[Collected data]
* * * * * * * * *
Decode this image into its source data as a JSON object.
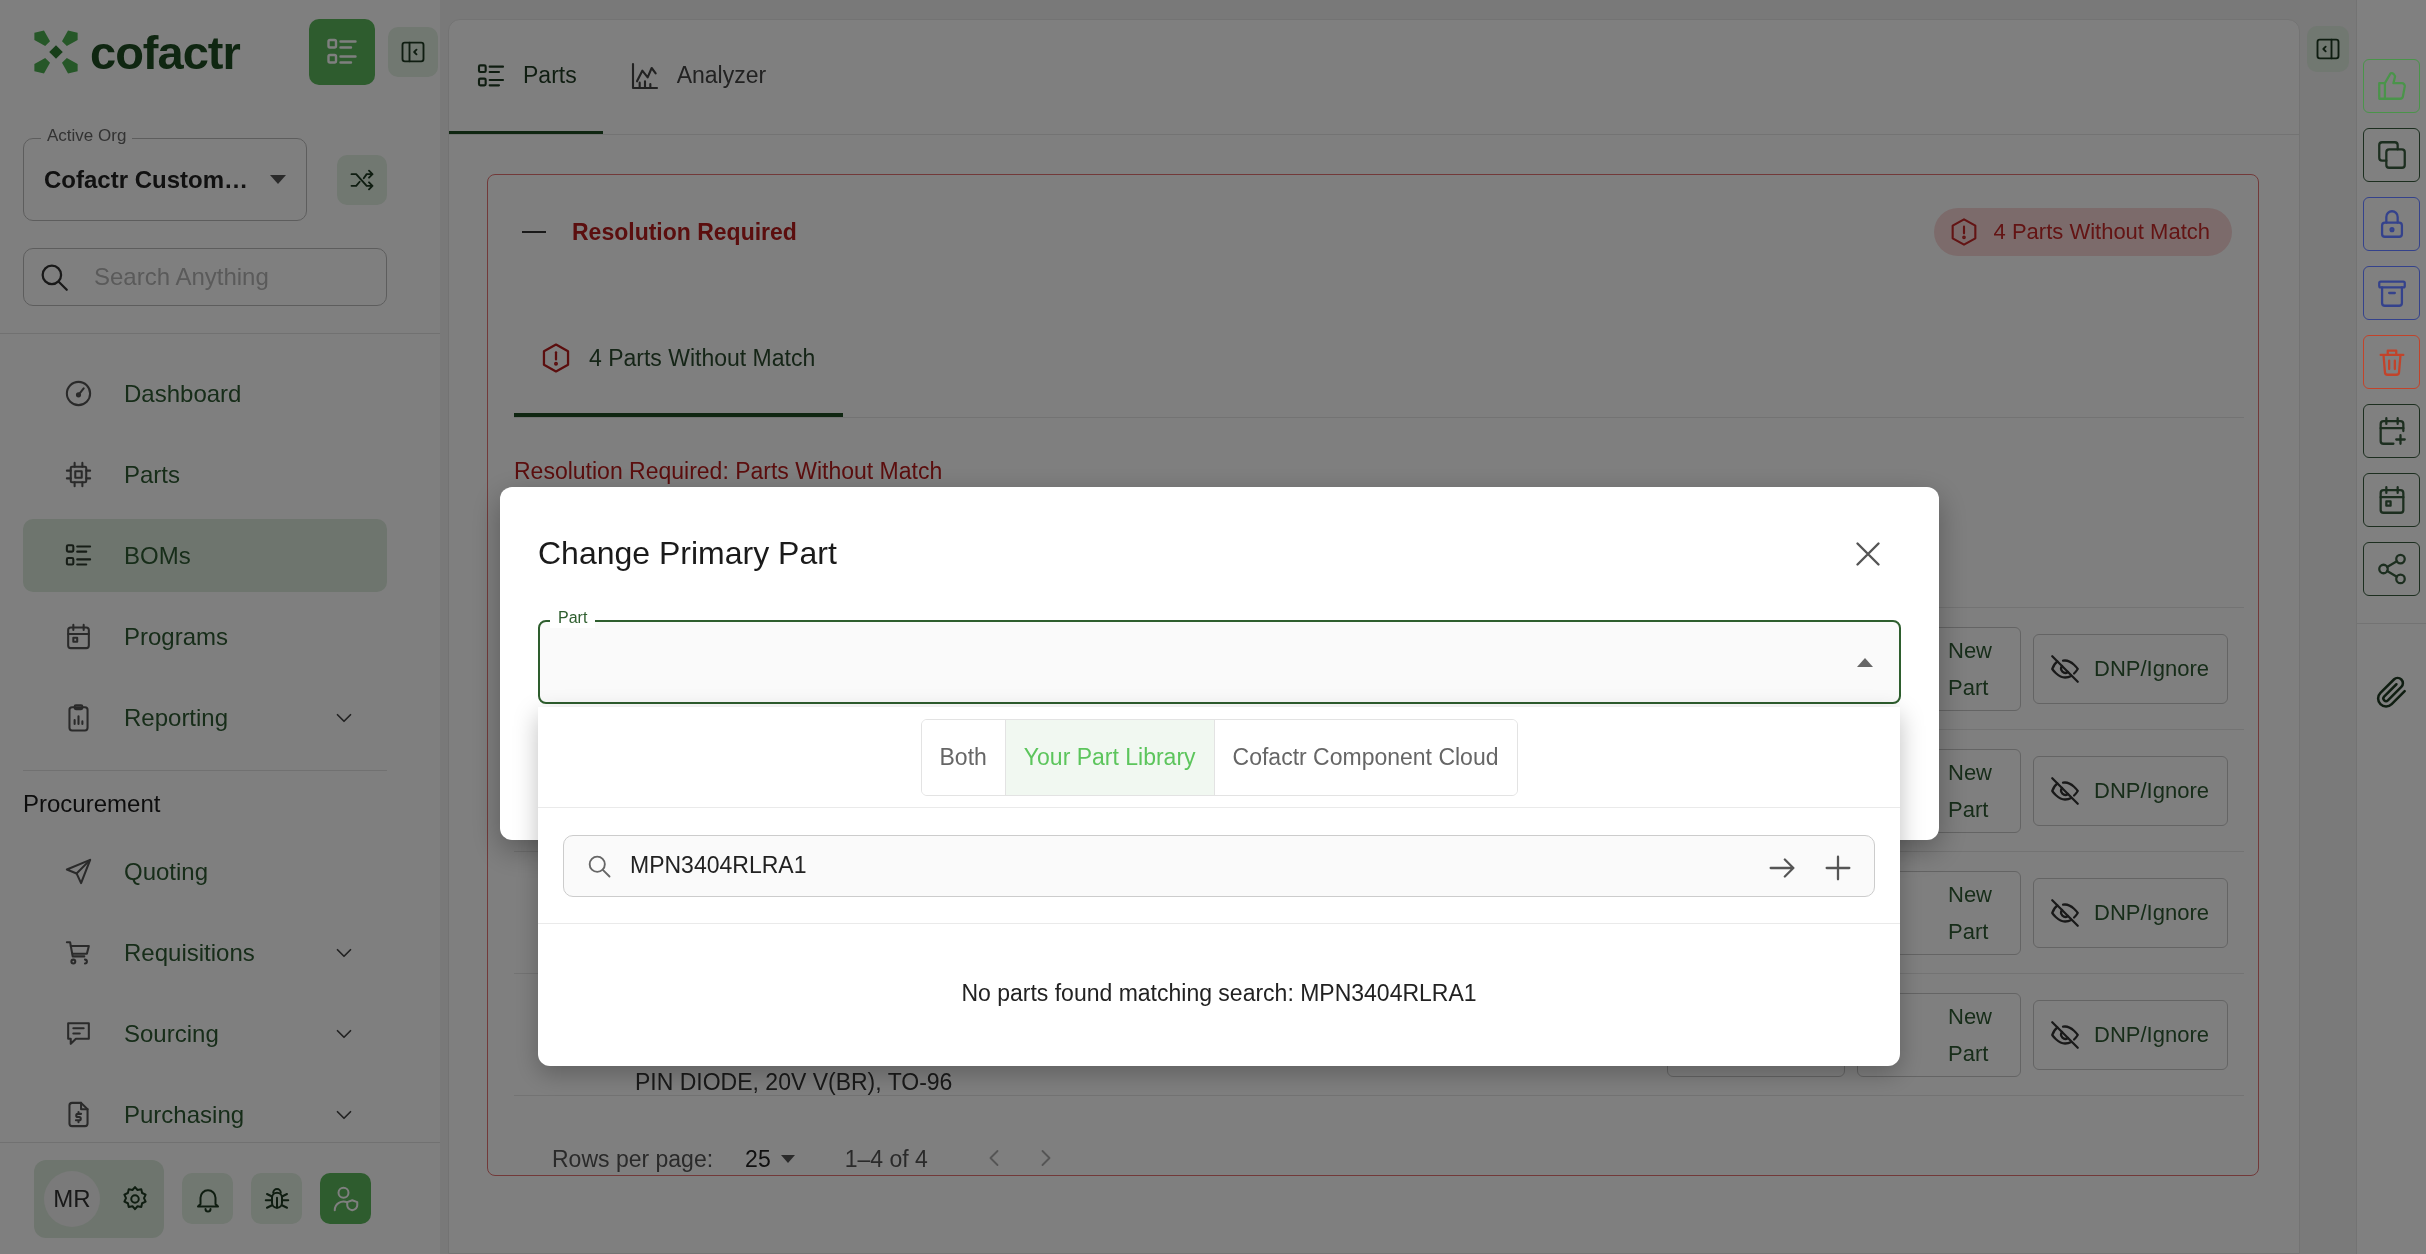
{
  "sidebar": {
    "logo": "cofactr",
    "active_org": {
      "label": "Active Org",
      "value": "Cofactr Custom…"
    },
    "search": {
      "placeholder": "Search Anything"
    },
    "nav": [
      {
        "label": "Dashboard",
        "selected": false,
        "expandable": false
      },
      {
        "label": "Parts",
        "selected": false,
        "expandable": false
      },
      {
        "label": "BOMs",
        "selected": true,
        "expandable": false
      },
      {
        "label": "Programs",
        "selected": false,
        "expandable": false
      },
      {
        "label": "Reporting",
        "selected": false,
        "expandable": true
      }
    ],
    "section": {
      "title": "Procurement",
      "items": [
        {
          "label": "Quoting",
          "selected": false,
          "expandable": false
        },
        {
          "label": "Requisitions",
          "selected": false,
          "expandable": true
        },
        {
          "label": "Sourcing",
          "selected": false,
          "expandable": true
        },
        {
          "label": "Purchasing",
          "selected": false,
          "expandable": true
        }
      ]
    },
    "user": {
      "initials": "MR"
    }
  },
  "tabs": [
    {
      "label": "Parts",
      "selected": true
    },
    {
      "label": "Analyzer",
      "selected": false
    }
  ],
  "resolution": {
    "title": "Resolution Required",
    "badge": "4 Parts Without Match",
    "subtabs": [
      {
        "label": "4 Parts Without Match",
        "selected": true
      }
    ],
    "heading": "Resolution Required: Parts Without Match",
    "rows": [
      {
        "new_part": "New Part",
        "ignore": "DNP/Ignore"
      },
      {
        "new_part": "New Part",
        "ignore": "DNP/Ignore"
      },
      {
        "new_part": "New Part",
        "ignore": "DNP/Ignore"
      },
      {
        "description": "PIN DIODE, 20V V(BR), TO-96",
        "new_part": "New Part",
        "ignore": "DNP/Ignore"
      }
    ],
    "pagination": {
      "label": "Rows per page:",
      "per_page": "25",
      "range": "1–4 of 4"
    }
  },
  "toolbar": [
    {
      "color": "#4a944a"
    },
    {
      "color": "#1c2e1f"
    },
    {
      "color": "#34428c"
    },
    {
      "color": "#34428c"
    },
    {
      "color": "#c2432a"
    },
    {
      "color": "#1c2e1f"
    },
    {
      "color": "#1c2e1f"
    },
    {
      "color": "#1c2e1f"
    }
  ],
  "dialog": {
    "title": "Change Primary Part",
    "field_label": "Part",
    "sources": [
      {
        "label": "Both",
        "selected": false
      },
      {
        "label": "Your Part Library",
        "selected": true
      },
      {
        "label": "Cofactr Component Cloud",
        "selected": false
      }
    ],
    "search_value": "MPN3404RLRA1",
    "empty_message": "No parts found matching search: MPN3404RLRA1"
  }
}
* * * * * * * * *
Work to do: Print out the whole of the material word for word, without pictures.

Right answer:
Decode this image into its source data as a JSON object.
{
  "sidebar": {
    "logo": "cofactr",
    "active_org": {
      "label": "Active Org",
      "value": "Cofactr Custom…"
    },
    "search": {
      "placeholder": "Search Anything"
    },
    "nav": [
      {
        "label": "Dashboard",
        "selected": false,
        "expandable": false
      },
      {
        "label": "Parts",
        "selected": false,
        "expandable": false
      },
      {
        "label": "BOMs",
        "selected": true,
        "expandable": false
      },
      {
        "label": "Programs",
        "selected": false,
        "expandable": false
      },
      {
        "label": "Reporting",
        "selected": false,
        "expandable": true
      }
    ],
    "section": {
      "title": "Procurement",
      "items": [
        {
          "label": "Quoting",
          "selected": false,
          "expandable": false
        },
        {
          "label": "Requisitions",
          "selected": false,
          "expandable": true
        },
        {
          "label": "Sourcing",
          "selected": false,
          "expandable": true
        },
        {
          "label": "Purchasing",
          "selected": false,
          "expandable": true
        }
      ]
    },
    "user": {
      "initials": "MR"
    }
  },
  "tabs": [
    {
      "label": "Parts",
      "selected": true
    },
    {
      "label": "Analyzer",
      "selected": false
    }
  ],
  "resolution": {
    "title": "Resolution Required",
    "badge": "4 Parts Without Match",
    "subtabs": [
      {
        "label": "4 Parts Without Match",
        "selected": true
      }
    ],
    "heading": "Resolution Required: Parts Without Match",
    "rows": [
      {
        "new_part": "New Part",
        "ignore": "DNP/Ignore"
      },
      {
        "new_part": "New Part",
        "ignore": "DNP/Ignore"
      },
      {
        "new_part": "New Part",
        "ignore": "DNP/Ignore"
      },
      {
        "description": "PIN DIODE, 20V V(BR), TO-96",
        "new_part": "New Part",
        "ignore": "DNP/Ignore"
      }
    ],
    "pagination": {
      "label": "Rows per page:",
      "per_page": "25",
      "range": "1–4 of 4"
    }
  },
  "toolbar": [
    {
      "color": "#4a944a"
    },
    {
      "color": "#1c2e1f"
    },
    {
      "color": "#34428c"
    },
    {
      "color": "#34428c"
    },
    {
      "color": "#c2432a"
    },
    {
      "color": "#1c2e1f"
    },
    {
      "color": "#1c2e1f"
    },
    {
      "color": "#1c2e1f"
    }
  ],
  "dialog": {
    "title": "Change Primary Part",
    "field_label": "Part",
    "sources": [
      {
        "label": "Both",
        "selected": false
      },
      {
        "label": "Your Part Library",
        "selected": true
      },
      {
        "label": "Cofactr Component Cloud",
        "selected": false
      }
    ],
    "search_value": "MPN3404RLRA1",
    "empty_message": "No parts found matching search: MPN3404RLRA1"
  }
}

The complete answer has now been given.